-- Exercise details --
Here are records with pictures in them. Copy all of them exactly and leave the pictures out.

#### Raw data

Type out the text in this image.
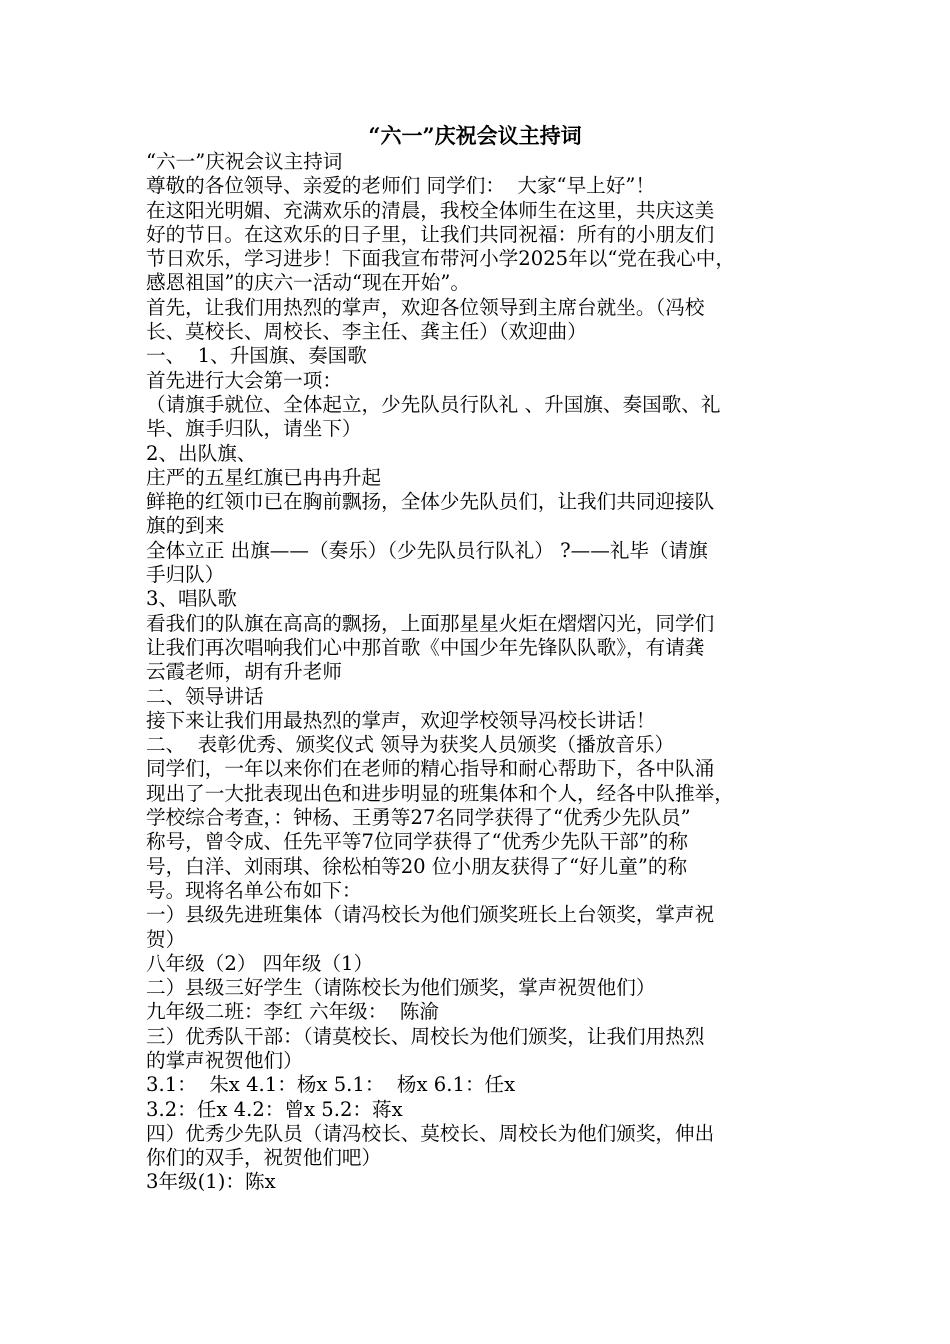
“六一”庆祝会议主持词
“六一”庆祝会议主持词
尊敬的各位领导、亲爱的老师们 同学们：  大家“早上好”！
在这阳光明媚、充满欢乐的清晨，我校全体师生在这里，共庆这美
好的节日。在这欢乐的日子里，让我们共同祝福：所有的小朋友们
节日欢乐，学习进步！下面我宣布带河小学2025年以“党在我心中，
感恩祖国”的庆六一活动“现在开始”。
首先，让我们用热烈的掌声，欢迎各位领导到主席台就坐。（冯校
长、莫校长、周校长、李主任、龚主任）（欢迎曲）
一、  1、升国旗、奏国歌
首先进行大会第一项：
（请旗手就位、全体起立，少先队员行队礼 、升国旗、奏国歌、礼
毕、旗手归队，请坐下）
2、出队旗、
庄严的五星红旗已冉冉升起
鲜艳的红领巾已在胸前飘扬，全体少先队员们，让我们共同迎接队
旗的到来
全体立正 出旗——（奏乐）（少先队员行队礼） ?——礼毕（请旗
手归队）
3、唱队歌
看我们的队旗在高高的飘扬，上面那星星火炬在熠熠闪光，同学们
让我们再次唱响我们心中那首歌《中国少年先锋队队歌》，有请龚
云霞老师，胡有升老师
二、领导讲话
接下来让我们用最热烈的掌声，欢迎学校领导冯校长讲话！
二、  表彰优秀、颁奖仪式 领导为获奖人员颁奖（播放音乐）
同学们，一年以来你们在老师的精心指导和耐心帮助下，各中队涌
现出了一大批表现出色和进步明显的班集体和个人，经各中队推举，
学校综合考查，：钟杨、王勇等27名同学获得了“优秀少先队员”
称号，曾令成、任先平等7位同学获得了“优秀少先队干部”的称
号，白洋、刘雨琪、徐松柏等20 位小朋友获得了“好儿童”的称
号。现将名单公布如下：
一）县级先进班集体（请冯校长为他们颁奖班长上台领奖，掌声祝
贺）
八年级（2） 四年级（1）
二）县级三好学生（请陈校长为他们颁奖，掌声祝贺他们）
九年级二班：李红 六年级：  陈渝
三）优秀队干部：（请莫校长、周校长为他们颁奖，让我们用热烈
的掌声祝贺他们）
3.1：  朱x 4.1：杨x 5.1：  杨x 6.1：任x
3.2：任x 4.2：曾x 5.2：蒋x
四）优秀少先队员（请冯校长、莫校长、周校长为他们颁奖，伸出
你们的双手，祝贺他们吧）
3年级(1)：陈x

########

-- Task output --
Type out the text in this image.
“六一”庆祝会议主持词
“六一”庆祝会议主持词
尊敬的各位领导、亲爱的老师们 同学们：  大家“早上好”！
在这阳光明媚、充满欢乐的清晨，我校全体师生在这里，共庆这美
好的节日。在这欢乐的日子里，让我们共同祝福：所有的小朋友们
节日欢乐，学习进步！下面我宣布带河小学2025年以“党在我心中，
感恩祖国”的庆六一活动“现在开始”。
首先，让我们用热烈的掌声，欢迎各位领导到主席台就坐。（冯校
长、莫校长、周校长、李主任、龚主任）（欢迎曲）
一、  1、升国旗、奏国歌
首先进行大会第一项：
（请旗手就位、全体起立，少先队员行队礼 、升国旗、奏国歌、礼
毕、旗手归队，请坐下）
2、出队旗、
庄严的五星红旗已冉冉升起
鲜艳的红领巾已在胸前飘扬，全体少先队员们，让我们共同迎接队
旗的到来
全体立正 出旗——（奏乐）（少先队员行队礼） ?——礼毕（请旗
手归队）
3、唱队歌
看我们的队旗在高高的飘扬，上面那星星火炬在熠熠闪光，同学们
让我们再次唱响我们心中那首歌《中国少年先锋队队歌》，有请龚
云霞老师，胡有升老师
二、领导讲话
接下来让我们用最热烈的掌声，欢迎学校领导冯校长讲话！
二、  表彰优秀、颁奖仪式 领导为获奖人员颁奖（播放音乐）
同学们，一年以来你们在老师的精心指导和耐心帮助下，各中队涌
现出了一大批表现出色和进步明显的班集体和个人，经各中队推举，
学校综合考查，：钟杨、王勇等27名同学获得了“优秀少先队员”
称号，曾令成、任先平等7位同学获得了“优秀少先队干部”的称
号，白洋、刘雨琪、徐松柏等20 位小朋友获得了“好儿童”的称
号。现将名单公布如下：
一）县级先进班集体（请冯校长为他们颁奖班长上台领奖，掌声祝
贺）
八年级（2） 四年级（1）
二）县级三好学生（请陈校长为他们颁奖，掌声祝贺他们）
九年级二班：李红 六年级：  陈渝
三）优秀队干部：（请莫校长、周校长为他们颁奖，让我们用热烈
的掌声祝贺他们）
3.1：  朱x 4.1：杨x 5.1：  杨x 6.1：任x
3.2：任x 4.2：曾x 5.2：蒋x
四）优秀少先队员（请冯校长、莫校长、周校长为他们颁奖，伸出
你们的双手，祝贺他们吧）
3年级(1)：陈x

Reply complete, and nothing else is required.